### [REQUIREMENT]
Output the data below in full, byte for byte. Nothing may differ.
::::::::::
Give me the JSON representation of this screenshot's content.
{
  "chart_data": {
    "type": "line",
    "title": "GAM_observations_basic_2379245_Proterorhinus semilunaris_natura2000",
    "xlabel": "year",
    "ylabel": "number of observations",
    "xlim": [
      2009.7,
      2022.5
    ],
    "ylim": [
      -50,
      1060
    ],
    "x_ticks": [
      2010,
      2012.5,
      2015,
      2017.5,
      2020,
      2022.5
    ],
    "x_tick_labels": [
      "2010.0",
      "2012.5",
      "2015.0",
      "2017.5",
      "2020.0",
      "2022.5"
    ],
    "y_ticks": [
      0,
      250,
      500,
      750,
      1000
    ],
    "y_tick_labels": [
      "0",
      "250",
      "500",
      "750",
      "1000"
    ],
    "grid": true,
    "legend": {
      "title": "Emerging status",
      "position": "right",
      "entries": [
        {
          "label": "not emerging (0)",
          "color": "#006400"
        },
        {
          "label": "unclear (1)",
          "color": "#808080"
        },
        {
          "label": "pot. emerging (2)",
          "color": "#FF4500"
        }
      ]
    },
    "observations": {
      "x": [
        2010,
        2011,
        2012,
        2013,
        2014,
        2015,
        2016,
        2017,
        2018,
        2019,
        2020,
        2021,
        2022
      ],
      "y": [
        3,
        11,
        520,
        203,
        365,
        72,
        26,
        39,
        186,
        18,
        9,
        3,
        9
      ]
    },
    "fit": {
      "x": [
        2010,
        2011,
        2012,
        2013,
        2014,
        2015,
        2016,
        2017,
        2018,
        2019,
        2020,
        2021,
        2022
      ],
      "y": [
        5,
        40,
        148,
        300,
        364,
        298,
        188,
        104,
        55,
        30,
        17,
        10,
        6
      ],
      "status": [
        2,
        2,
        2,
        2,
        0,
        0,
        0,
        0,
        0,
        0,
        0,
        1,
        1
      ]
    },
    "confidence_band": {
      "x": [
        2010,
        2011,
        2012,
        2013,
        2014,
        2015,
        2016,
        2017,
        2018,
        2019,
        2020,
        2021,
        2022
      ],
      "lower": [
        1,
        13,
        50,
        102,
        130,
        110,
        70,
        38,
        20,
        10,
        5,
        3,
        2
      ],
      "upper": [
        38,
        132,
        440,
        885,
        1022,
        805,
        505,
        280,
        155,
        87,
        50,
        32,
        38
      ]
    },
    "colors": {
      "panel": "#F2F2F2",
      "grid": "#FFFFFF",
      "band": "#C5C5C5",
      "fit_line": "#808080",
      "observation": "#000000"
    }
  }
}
::::::::::
### [SOLUTION TO THIS EXERCISE]
Give me the JSON representation of this screenshot's content.
{
  "chart_data": {
    "type": "line",
    "title": "GAM_observations_basic_2379245_Proterorhinus semilunaris_natura2000",
    "xlabel": "year",
    "ylabel": "number of observations",
    "xlim": [
      2009.7,
      2022.5
    ],
    "ylim": [
      -50,
      1060
    ],
    "x_ticks": [
      2010,
      2012.5,
      2015,
      2017.5,
      2020,
      2022.5
    ],
    "x_tick_labels": [
      "2010.0",
      "2012.5",
      "2015.0",
      "2017.5",
      "2020.0",
      "2022.5"
    ],
    "y_ticks": [
      0,
      250,
      500,
      750,
      1000
    ],
    "y_tick_labels": [
      "0",
      "250",
      "500",
      "750",
      "1000"
    ],
    "grid": true,
    "legend": {
      "title": "Emerging status",
      "position": "right",
      "entries": [
        {
          "label": "not emerging (0)",
          "color": "#006400"
        },
        {
          "label": "unclear (1)",
          "color": "#808080"
        },
        {
          "label": "pot. emerging (2)",
          "color": "#FF4500"
        }
      ]
    },
    "observations": {
      "x": [
        2010,
        2011,
        2012,
        2013,
        2014,
        2015,
        2016,
        2017,
        2018,
        2019,
        2020,
        2021,
        2022
      ],
      "y": [
        3,
        11,
        520,
        203,
        365,
        72,
        26,
        39,
        186,
        18,
        9,
        3,
        9
      ]
    },
    "fit": {
      "x": [
        2010,
        2011,
        2012,
        2013,
        2014,
        2015,
        2016,
        2017,
        2018,
        2019,
        2020,
        2021,
        2022
      ],
      "y": [
        5,
        40,
        148,
        300,
        364,
        298,
        188,
        104,
        55,
        30,
        17,
        10,
        6
      ],
      "status": [
        2,
        2,
        2,
        2,
        0,
        0,
        0,
        0,
        0,
        0,
        0,
        1,
        1
      ]
    },
    "confidence_band": {
      "x": [
        2010,
        2011,
        2012,
        2013,
        2014,
        2015,
        2016,
        2017,
        2018,
        2019,
        2020,
        2021,
        2022
      ],
      "lower": [
        1,
        13,
        50,
        102,
        130,
        110,
        70,
        38,
        20,
        10,
        5,
        3,
        2
      ],
      "upper": [
        38,
        132,
        440,
        885,
        1022,
        805,
        505,
        280,
        155,
        87,
        50,
        32,
        38
      ]
    },
    "colors": {
      "panel": "#F2F2F2",
      "grid": "#FFFFFF",
      "band": "#C5C5C5",
      "fit_line": "#808080",
      "observation": "#000000"
    }
  }
}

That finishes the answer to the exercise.